Region boundary data

···

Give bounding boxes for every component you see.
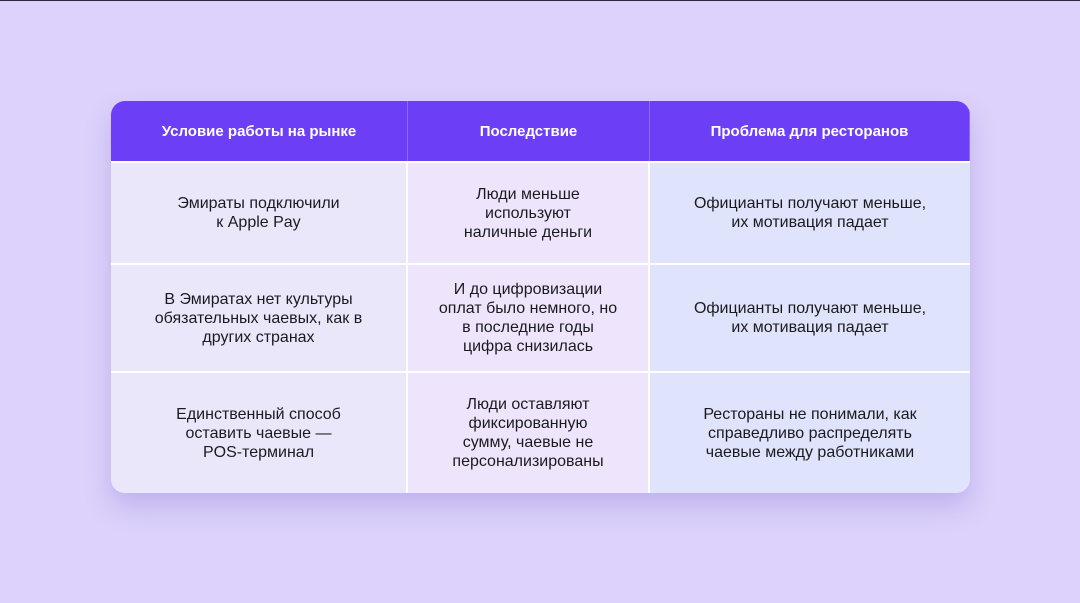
- table-cell-problem: Официанты получают меньше, их мотивация падает: [650, 161, 970, 263]
- table-cell-condition: Эмираты подключили к Apple Pay: [111, 161, 408, 263]
- table-cell-condition: Единственный способ оставить чаевые — POS-терминал: [111, 371, 408, 493]
- table-cell-consequence: Люди меньше используют наличные деньги: [408, 161, 650, 263]
- table-cell-consequence: Люди оставляют фиксированную сумму, чаевые не персонализированы: [408, 371, 650, 493]
- table-cell-problem: Официанты получают меньше, их мотивация падает: [650, 263, 970, 371]
- header-restaurant-problem: Проблема для ресторанов: [650, 101, 970, 161]
- table-cell-consequence: И до цифровизации оплат было немного, но в последние годы цифра снизилась: [408, 263, 650, 371]
- table-cell-problem: Рестораны не понимали, как справедливо распределять чаевые между работниками: [650, 371, 970, 493]
- comparison-table: [111, 101, 970, 493]
- header-consequence: Последствие: [408, 101, 650, 161]
- table-cell-condition: В Эмиратах нет культуры обязательных чаевых, как в других странах: [111, 263, 408, 371]
- header-market-condition: Условие работы на рынке: [111, 101, 408, 161]
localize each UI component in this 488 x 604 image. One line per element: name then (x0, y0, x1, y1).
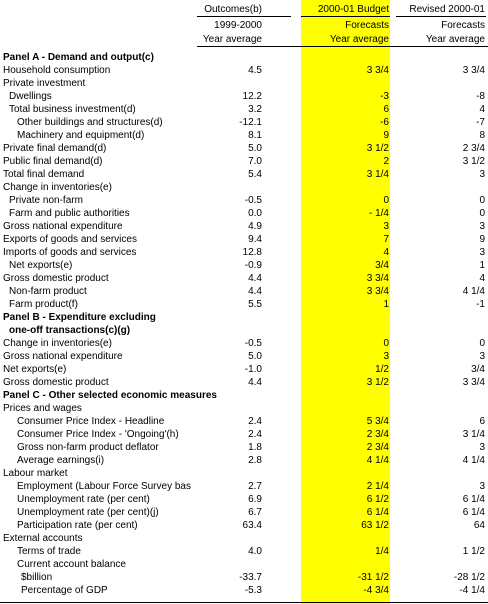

···

● **Challenge**: Reproduce all of the lines above verbatim, omitting the pictures.

● **Expected answer**:
Give bounding boxes for every component you see.
- table-cell-problem: Официанты получают меньше, их мотивация падает: [650, 161, 970, 263]
- table-cell-condition: Эмираты подключили к Apple Pay: [111, 161, 408, 263]
- table-cell-condition: Единственный способ оставить чаевые — POS-терминал: [111, 371, 408, 493]
- table-cell-consequence: Люди меньше используют наличные деньги: [408, 161, 650, 263]
- table-cell-consequence: Люди оставляют фиксированную сумму, чаевые не персонализированы: [408, 371, 650, 493]
- table-cell-problem: Официанты получают меньше, их мотивация падает: [650, 263, 970, 371]
- header-restaurant-problem: Проблема для ресторанов: [650, 101, 970, 161]
- table-cell-consequence: И до цифровизации оплат было немного, но в последние годы цифра снизилась: [408, 263, 650, 371]
- table-cell-problem: Рестораны не понимали, как справедливо распределять чаевые между работниками: [650, 371, 970, 493]
- comparison-table: [111, 101, 970, 493]
- header-consequence: Последствие: [408, 101, 650, 161]
- table-cell-condition: В Эмиратах нет культуры обязательных чаевых, как в других странах: [111, 263, 408, 371]
- header-market-condition: Условие работы на рынке: [111, 101, 408, 161]
localize each UI component in this 488 x 604 image. One line per element: name then (x0, y0, x1, y1).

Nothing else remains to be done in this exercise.